** start MATERIAL FOR THIS TASK **

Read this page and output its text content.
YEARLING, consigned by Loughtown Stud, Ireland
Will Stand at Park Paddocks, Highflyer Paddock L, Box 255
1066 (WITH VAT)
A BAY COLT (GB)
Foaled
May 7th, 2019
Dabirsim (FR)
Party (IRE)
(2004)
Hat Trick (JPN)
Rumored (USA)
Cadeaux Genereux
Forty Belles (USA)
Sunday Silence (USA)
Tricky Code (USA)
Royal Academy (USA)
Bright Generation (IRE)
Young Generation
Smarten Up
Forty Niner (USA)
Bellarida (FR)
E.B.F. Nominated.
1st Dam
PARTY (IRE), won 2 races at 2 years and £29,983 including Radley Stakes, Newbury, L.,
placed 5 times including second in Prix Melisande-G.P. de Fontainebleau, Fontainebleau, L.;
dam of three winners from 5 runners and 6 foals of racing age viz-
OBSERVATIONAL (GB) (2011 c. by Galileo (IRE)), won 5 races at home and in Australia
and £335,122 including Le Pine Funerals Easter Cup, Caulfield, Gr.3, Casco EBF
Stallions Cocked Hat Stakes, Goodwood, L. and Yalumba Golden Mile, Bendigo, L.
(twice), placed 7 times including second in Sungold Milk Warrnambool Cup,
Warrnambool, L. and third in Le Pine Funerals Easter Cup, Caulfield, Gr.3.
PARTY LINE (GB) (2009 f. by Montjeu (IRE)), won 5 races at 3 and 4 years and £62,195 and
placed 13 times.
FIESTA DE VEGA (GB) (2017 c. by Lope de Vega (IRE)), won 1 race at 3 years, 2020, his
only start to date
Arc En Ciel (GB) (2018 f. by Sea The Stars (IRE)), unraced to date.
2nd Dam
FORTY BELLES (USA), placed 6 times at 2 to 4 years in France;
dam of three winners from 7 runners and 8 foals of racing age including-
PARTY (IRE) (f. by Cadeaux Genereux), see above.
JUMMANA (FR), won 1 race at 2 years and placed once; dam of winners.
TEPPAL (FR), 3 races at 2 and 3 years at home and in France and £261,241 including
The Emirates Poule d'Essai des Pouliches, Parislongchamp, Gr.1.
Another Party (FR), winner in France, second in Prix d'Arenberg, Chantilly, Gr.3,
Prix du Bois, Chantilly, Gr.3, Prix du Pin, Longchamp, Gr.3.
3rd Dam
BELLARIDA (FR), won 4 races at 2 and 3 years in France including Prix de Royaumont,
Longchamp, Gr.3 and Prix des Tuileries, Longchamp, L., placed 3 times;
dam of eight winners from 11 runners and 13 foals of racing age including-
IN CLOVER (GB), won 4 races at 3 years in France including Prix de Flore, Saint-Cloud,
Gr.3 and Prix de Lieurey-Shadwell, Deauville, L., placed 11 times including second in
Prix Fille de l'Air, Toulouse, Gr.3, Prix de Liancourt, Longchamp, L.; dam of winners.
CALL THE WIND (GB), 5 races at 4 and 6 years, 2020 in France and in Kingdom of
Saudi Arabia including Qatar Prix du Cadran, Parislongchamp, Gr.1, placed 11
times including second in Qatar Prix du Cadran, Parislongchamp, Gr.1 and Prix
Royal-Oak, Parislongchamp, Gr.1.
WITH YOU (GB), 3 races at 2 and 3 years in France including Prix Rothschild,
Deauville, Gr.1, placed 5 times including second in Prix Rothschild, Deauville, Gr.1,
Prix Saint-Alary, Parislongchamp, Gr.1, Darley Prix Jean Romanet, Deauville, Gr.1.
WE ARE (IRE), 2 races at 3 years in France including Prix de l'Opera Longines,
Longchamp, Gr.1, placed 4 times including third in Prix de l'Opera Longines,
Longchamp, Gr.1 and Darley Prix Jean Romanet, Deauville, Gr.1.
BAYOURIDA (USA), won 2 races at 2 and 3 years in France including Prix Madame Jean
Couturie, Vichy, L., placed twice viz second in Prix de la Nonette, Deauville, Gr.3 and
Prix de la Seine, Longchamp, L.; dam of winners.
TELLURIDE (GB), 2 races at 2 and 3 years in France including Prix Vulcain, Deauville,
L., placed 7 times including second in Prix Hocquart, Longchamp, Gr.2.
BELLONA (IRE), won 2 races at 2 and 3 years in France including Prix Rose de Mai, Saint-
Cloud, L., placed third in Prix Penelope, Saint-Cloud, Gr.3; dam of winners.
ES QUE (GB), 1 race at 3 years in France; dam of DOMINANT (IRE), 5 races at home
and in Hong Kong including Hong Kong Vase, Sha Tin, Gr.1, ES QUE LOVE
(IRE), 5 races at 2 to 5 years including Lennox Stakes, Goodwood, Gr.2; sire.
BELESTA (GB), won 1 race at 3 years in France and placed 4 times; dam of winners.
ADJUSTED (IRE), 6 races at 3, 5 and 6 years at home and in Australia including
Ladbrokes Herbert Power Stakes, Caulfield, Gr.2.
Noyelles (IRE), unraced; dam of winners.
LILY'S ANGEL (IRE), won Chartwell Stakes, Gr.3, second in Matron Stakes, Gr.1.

** end MATERIAL FOR THIS TASK **

## SET EXERCISE:
Return the material exactly as it stands.

## RESPONSE TO THE EXERCISE:
Read this page and output its text content.
YEARLING, consigned by Loughtown Stud, Ireland
Will Stand at Park Paddocks, Highflyer Paddock L, Box 255
1066 (WITH VAT)
A BAY COLT (GB)
Foaled
May 7th, 2019
Dabirsim (FR)
Party (IRE)
(2004)
Hat Trick (JPN)
Rumored (USA)
Cadeaux Genereux
Forty Belles (USA)
Sunday Silence (USA)
Tricky Code (USA)
Royal Academy (USA)
Bright Generation (IRE)
Young Generation
Smarten Up
Forty Niner (USA)
Bellarida (FR)
E.B.F. Nominated.
1st Dam
PARTY (IRE), won 2 races at 2 years and £29,983 including Radley Stakes, Newbury, L.,
placed 5 times including second in Prix Melisande-G.P. de Fontainebleau, Fontainebleau, L.;
dam of three winners from 5 runners and 6 foals of racing age viz-
OBSERVATIONAL (GB) (2011 c. by Galileo (IRE)), won 5 races at home and in Australia
and £335,122 including Le Pine Funerals Easter Cup, Caulfield, Gr.3, Casco EBF
Stallions Cocked Hat Stakes, Goodwood, L. and Yalumba Golden Mile, Bendigo, L.
(twice), placed 7 times including second in Sungold Milk Warrnambool Cup,
Warrnambool, L. and third in Le Pine Funerals Easter Cup, Caulfield, Gr.3.
PARTY LINE (GB) (2009 f. by Montjeu (IRE)), won 5 races at 3 and 4 years and £62,195 and
placed 13 times.
FIESTA DE VEGA (GB) (2017 c. by Lope de Vega (IRE)), won 1 race at 3 years, 2020, his
only start to date
Arc En Ciel (GB) (2018 f. by Sea The Stars (IRE)), unraced to date.
2nd Dam
FORTY BELLES (USA), placed 6 times at 2 to 4 years in France;
dam of three winners from 7 runners and 8 foals of racing age including-
PARTY (IRE) (f. by Cadeaux Genereux), see above.
JUMMANA (FR), won 1 race at 2 years and placed once; dam of winners.
TEPPAL (FR), 3 races at 2 and 3 years at home and in France and £261,241 including
The Emirates Poule d'Essai des Pouliches, Parislongchamp, Gr.1.
Another Party (FR), winner in France, second in Prix d'Arenberg, Chantilly, Gr.3,
Prix du Bois, Chantilly, Gr.3, Prix du Pin, Longchamp, Gr.3.
3rd Dam
BELLARIDA (FR), won 4 races at 2 and 3 years in France including Prix de Royaumont,
Longchamp, Gr.3 and Prix des Tuileries, Longchamp, L., placed 3 times;
dam of eight winners from 11 runners and 13 foals of racing age including-
IN CLOVER (GB), won 4 races at 3 years in France including Prix de Flore, Saint-Cloud,
Gr.3 and Prix de Lieurey-Shadwell, Deauville, L., placed 11 times including second in
Prix Fille de l'Air, Toulouse, Gr.3, Prix de Liancourt, Longchamp, L.; dam of winners.
CALL THE WIND (GB), 5 races at 4 and 6 years, 2020 in France and in Kingdom of
Saudi Arabia including Qatar Prix du Cadran, Parislongchamp, Gr.1, placed 11
times including second in Qatar Prix du Cadran, Parislongchamp, Gr.1 and Prix
Royal-Oak, Parislongchamp, Gr.1.
WITH YOU (GB), 3 races at 2 and 3 years in France including Prix Rothschild,
Deauville, Gr.1, placed 5 times including second in Prix Rothschild, Deauville, Gr.1,
Prix Saint-Alary, Parislongchamp, Gr.1, Darley Prix Jean Romanet, Deauville, Gr.1.
WE ARE (IRE), 2 races at 3 years in France including Prix de l'Opera Longines,
Longchamp, Gr.1, placed 4 times including third in Prix de l'Opera Longines,
Longchamp, Gr.1 and Darley Prix Jean Romanet, Deauville, Gr.1.
BAYOURIDA (USA), won 2 races at 2 and 3 years in France including Prix Madame Jean
Couturie, Vichy, L., placed twice viz second in Prix de la Nonette, Deauville, Gr.3 and
Prix de la Seine, Longchamp, L.; dam of winners.
TELLURIDE (GB), 2 races at 2 and 3 years in France including Prix Vulcain, Deauville,
L., placed 7 times including second in Prix Hocquart, Longchamp, Gr.2.
BELLONA (IRE), won 2 races at 2 and 3 years in France including Prix Rose de Mai, Saint-
Cloud, L., placed third in Prix Penelope, Saint-Cloud, Gr.3; dam of winners.
ES QUE (GB), 1 race at 3 years in France; dam of DOMINANT (IRE), 5 races at home
and in Hong Kong including Hong Kong Vase, Sha Tin, Gr.1, ES QUE LOVE
(IRE), 5 races at 2 to 5 years including Lennox Stakes, Goodwood, Gr.2; sire.
BELESTA (GB), won 1 race at 3 years in France and placed 4 times; dam of winners.
ADJUSTED (IRE), 6 races at 3, 5 and 6 years at home and in Australia including
Ladbrokes Herbert Power Stakes, Caulfield, Gr.2.
Noyelles (IRE), unraced; dam of winners.
LILY'S ANGEL (IRE), won Chartwell Stakes, Gr.3, second in Matron Stakes, Gr.1.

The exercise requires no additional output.